PROBLEM TO SOLVE
Gather every line that includes the word "icon", please.

RECORDS SHOWN

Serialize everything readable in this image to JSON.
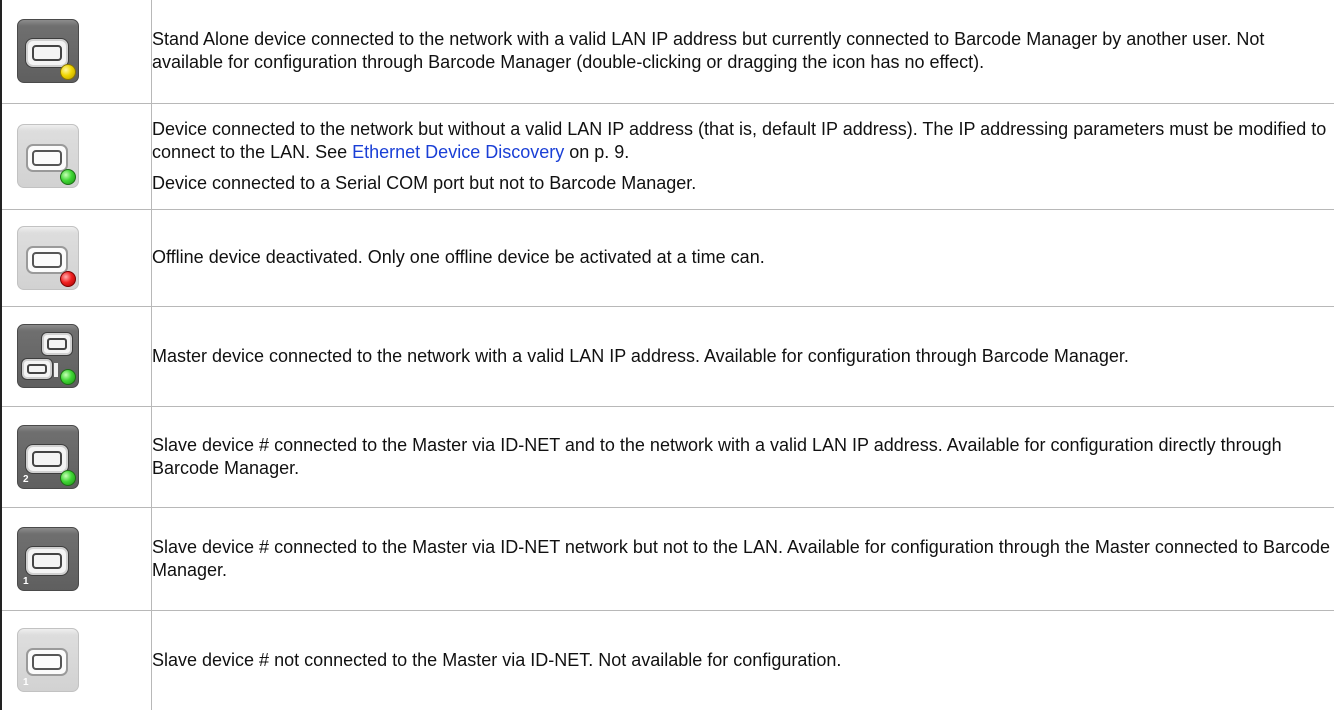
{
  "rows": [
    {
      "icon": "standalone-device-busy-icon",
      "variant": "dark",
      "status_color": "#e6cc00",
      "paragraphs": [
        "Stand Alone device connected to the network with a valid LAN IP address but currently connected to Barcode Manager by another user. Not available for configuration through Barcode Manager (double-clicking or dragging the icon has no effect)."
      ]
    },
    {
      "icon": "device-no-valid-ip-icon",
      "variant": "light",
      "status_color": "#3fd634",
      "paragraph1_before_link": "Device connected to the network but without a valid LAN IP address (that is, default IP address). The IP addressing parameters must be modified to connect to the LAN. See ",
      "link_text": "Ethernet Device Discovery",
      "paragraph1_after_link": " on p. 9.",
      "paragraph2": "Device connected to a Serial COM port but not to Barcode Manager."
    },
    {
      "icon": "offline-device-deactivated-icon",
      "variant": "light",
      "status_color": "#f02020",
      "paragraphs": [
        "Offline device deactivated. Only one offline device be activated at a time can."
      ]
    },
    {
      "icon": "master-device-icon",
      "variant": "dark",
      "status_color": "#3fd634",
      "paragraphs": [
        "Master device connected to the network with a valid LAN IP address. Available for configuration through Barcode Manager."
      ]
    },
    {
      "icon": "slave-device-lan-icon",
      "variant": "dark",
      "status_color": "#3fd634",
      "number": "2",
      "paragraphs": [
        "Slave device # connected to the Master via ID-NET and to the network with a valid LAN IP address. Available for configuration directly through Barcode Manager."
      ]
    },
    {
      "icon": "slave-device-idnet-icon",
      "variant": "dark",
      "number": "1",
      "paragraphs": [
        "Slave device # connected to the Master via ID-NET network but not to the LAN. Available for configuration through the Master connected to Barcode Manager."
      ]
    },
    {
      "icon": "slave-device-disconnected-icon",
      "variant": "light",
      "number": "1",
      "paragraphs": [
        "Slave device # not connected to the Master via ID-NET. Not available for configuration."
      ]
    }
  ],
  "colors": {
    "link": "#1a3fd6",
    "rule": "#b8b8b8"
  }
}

OUTPUT
      "icon": "standalone-device-busy-icon",
        "Stand Alone device connected to the network with a valid LAN IP address but currently connected to Barcode Manager by another user. Not available for configuration through Barcode Manager (double-clicking or dragging the icon has no effect)."
      "icon": "device-no-valid-ip-icon",
      "icon": "offline-device-deactivated-icon",
      "icon": "master-device-icon",
      "icon": "slave-device-lan-icon",
      "icon": "slave-device-idnet-icon",
      "icon": "slave-device-disconnected-icon",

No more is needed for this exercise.